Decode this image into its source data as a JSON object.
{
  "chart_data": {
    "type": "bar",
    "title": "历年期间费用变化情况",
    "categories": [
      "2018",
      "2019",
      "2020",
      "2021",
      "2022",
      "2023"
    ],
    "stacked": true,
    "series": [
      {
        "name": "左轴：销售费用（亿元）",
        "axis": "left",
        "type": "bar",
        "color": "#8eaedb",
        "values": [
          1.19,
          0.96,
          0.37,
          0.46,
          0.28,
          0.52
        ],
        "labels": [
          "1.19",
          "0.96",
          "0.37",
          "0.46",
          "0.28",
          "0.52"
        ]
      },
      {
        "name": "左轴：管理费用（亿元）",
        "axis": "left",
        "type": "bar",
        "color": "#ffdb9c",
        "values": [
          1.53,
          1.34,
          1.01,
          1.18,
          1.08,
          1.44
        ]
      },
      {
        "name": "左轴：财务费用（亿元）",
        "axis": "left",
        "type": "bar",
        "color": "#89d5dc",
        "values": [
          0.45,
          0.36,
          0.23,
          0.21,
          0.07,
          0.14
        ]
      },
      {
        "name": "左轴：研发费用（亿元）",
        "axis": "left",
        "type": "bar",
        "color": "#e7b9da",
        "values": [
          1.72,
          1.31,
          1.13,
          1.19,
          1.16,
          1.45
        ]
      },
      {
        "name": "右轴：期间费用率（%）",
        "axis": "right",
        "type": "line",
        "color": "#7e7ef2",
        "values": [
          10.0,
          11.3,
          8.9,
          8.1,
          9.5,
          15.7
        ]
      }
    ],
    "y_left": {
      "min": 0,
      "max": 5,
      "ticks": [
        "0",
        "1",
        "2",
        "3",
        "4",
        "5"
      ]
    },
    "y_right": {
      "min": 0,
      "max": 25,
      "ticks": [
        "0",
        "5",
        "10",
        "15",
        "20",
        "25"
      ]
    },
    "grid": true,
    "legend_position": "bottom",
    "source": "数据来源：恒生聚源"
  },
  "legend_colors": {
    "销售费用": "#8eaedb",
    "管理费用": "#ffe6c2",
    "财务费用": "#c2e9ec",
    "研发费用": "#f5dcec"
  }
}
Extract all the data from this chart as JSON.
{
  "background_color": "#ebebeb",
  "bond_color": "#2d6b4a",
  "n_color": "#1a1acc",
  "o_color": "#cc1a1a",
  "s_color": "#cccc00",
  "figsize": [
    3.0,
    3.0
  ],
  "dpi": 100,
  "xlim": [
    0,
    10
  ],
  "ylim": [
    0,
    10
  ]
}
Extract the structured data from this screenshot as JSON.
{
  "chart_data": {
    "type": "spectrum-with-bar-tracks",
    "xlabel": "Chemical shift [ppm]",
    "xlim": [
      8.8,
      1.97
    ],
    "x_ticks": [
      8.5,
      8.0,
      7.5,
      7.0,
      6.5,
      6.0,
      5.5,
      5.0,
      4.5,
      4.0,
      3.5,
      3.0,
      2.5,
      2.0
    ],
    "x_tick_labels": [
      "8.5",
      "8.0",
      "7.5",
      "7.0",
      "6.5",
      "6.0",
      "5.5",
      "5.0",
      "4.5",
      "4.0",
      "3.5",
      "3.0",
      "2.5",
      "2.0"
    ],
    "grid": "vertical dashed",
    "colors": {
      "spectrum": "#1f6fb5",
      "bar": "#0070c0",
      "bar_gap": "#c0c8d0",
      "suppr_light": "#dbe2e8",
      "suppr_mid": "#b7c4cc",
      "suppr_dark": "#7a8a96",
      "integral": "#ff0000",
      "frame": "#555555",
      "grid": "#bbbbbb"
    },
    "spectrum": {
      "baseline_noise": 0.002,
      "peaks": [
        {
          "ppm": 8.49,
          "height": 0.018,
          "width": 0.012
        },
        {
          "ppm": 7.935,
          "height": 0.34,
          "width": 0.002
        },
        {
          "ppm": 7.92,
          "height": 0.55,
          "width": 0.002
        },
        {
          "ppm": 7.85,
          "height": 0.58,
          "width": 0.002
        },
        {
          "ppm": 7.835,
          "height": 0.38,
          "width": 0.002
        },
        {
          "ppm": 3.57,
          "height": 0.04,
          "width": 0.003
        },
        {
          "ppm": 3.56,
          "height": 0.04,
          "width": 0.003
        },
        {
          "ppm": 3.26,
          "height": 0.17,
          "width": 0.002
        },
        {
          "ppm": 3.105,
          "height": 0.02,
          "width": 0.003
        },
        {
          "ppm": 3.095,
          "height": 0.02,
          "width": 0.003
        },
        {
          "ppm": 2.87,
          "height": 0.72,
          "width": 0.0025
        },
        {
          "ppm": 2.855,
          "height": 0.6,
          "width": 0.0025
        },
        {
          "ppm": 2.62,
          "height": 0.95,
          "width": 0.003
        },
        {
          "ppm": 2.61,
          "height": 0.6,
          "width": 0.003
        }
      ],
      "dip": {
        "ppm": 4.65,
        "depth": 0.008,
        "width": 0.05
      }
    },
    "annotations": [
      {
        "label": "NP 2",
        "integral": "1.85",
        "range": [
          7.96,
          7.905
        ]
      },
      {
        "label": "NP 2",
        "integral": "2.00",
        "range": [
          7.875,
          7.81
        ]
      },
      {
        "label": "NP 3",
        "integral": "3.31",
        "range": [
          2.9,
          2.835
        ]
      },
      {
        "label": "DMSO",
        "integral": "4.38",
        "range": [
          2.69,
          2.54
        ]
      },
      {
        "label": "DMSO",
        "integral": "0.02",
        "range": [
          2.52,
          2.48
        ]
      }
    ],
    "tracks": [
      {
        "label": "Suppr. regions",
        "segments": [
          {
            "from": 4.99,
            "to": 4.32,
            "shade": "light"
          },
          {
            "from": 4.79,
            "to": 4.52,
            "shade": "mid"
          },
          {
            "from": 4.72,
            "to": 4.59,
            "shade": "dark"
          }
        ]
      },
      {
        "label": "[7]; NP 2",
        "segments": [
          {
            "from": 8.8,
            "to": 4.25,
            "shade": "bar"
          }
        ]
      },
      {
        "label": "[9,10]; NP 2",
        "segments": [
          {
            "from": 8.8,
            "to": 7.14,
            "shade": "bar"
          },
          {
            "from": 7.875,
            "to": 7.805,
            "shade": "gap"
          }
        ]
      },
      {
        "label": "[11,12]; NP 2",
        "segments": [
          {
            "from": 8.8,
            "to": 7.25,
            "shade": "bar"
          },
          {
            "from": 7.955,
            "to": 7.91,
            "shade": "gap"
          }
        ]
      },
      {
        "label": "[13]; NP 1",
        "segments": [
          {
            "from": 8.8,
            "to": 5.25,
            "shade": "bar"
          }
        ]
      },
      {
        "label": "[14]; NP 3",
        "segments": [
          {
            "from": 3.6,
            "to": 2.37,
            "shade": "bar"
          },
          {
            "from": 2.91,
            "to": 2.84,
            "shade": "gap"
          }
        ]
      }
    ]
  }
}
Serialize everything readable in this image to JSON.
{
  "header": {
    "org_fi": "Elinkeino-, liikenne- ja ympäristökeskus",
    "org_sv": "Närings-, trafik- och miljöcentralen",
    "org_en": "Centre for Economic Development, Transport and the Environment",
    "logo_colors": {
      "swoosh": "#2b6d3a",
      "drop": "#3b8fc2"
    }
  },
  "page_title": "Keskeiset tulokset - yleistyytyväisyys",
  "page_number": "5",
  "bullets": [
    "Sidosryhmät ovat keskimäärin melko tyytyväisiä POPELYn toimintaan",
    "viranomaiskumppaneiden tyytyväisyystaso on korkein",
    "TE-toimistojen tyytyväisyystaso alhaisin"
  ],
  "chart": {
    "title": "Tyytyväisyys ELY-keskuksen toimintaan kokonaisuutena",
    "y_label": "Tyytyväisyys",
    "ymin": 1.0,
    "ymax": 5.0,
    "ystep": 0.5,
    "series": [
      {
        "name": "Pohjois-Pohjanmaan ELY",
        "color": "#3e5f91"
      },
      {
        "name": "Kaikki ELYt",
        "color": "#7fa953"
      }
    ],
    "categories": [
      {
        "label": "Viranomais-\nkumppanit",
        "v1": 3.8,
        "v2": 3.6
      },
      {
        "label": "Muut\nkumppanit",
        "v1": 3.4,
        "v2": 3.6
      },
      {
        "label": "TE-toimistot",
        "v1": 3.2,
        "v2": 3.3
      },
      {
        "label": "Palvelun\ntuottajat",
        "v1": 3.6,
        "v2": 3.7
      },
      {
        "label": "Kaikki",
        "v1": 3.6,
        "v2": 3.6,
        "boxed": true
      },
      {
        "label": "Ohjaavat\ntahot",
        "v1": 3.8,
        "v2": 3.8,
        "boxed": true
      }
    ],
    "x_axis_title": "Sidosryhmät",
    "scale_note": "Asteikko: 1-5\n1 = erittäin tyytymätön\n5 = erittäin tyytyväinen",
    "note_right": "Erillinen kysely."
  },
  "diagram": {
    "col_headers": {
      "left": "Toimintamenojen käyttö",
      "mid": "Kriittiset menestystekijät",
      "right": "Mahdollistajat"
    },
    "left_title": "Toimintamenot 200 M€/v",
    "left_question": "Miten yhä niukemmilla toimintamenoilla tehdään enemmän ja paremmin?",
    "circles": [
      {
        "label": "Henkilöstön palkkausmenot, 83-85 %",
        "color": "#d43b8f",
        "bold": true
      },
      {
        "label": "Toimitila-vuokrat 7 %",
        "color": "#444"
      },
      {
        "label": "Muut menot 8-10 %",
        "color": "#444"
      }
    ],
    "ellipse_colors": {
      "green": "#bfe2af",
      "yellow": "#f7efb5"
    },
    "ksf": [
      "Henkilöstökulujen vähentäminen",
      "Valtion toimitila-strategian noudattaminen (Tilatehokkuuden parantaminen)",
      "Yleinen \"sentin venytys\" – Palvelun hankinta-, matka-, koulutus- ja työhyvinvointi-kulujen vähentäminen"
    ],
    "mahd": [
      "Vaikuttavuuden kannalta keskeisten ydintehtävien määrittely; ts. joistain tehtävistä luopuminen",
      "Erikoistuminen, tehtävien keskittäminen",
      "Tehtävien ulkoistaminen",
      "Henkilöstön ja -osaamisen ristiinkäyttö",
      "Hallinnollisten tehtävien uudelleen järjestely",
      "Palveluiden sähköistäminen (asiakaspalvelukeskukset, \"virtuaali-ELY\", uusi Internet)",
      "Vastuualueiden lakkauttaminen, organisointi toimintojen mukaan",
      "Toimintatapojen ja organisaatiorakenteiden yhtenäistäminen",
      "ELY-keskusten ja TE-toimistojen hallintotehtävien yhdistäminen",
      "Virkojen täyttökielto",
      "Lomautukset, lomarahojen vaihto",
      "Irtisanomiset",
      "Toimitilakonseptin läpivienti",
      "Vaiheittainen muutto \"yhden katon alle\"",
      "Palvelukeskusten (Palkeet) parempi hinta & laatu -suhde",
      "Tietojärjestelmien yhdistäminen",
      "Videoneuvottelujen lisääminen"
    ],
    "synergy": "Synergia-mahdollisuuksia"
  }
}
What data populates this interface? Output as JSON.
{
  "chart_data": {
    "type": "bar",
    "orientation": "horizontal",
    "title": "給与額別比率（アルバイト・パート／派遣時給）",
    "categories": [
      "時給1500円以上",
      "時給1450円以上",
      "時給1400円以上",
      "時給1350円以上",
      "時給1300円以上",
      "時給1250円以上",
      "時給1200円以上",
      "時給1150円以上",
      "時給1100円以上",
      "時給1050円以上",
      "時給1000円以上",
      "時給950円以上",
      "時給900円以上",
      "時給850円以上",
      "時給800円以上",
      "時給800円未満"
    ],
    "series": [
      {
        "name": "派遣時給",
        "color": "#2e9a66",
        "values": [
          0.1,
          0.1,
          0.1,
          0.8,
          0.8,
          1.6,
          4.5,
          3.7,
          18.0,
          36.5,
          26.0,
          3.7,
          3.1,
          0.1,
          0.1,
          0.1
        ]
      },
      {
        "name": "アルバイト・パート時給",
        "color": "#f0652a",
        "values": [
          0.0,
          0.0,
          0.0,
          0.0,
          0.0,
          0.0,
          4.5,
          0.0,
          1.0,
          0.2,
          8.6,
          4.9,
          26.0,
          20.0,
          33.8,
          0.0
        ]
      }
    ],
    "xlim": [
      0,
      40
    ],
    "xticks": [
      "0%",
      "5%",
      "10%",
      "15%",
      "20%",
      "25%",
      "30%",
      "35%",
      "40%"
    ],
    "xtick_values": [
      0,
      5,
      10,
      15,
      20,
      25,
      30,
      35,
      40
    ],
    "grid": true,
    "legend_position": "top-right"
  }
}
***
* _Exercise description_: Each line in the entries above that includes the string "vähentäminen" should be extracted.

* _Task answer_:
      "Henkilöstökulujen vähentäminen",
      "Yleinen \"sentin venytys\" – Palvelun hankinta-, matka-, koulutus- ja työhyvinvointi-kulujen vähentäminen"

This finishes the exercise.